* TO DO: Copy whichever lines contain the string "chevron".
*** DATA TO USE
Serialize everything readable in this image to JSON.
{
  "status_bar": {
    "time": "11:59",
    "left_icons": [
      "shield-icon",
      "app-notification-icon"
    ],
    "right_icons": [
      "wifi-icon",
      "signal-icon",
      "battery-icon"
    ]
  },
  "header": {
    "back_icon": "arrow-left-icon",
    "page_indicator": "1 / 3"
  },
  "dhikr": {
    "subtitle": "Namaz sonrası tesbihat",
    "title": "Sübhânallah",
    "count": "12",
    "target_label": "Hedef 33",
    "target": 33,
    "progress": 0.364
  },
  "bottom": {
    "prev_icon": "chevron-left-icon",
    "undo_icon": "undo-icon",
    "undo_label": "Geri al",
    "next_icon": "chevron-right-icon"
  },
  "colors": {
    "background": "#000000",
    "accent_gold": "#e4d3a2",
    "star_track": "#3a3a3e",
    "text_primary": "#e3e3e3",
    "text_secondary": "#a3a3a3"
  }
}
******
*** DATA TO USE
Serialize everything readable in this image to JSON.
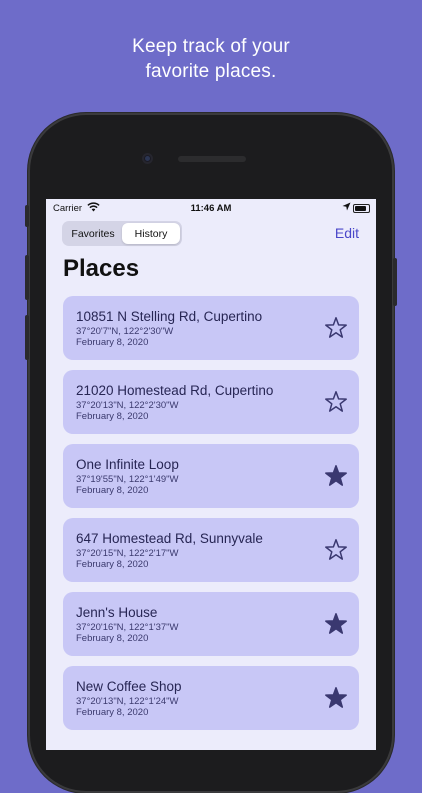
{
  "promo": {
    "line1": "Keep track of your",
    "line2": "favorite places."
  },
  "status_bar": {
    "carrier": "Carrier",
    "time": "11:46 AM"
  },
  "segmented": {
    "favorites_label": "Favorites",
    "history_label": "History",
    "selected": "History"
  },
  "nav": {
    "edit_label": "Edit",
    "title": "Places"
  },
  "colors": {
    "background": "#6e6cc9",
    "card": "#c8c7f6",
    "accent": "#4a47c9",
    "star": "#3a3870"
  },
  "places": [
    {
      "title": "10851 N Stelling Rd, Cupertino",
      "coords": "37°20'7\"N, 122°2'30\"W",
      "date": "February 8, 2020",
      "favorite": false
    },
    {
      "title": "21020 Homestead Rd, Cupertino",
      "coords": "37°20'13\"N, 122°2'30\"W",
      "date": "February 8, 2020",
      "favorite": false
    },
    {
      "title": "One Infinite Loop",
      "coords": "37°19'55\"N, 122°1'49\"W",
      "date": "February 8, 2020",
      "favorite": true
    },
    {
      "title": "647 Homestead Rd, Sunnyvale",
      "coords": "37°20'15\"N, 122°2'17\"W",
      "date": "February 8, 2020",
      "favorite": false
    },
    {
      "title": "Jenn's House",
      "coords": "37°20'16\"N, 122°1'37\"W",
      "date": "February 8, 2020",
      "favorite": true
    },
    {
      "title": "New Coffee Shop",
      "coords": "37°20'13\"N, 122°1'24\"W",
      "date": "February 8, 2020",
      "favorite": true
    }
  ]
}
******
* COMPLETED TASK:
    "prev_icon": "chevron-left-icon",
    "next_icon": "chevron-right-icon"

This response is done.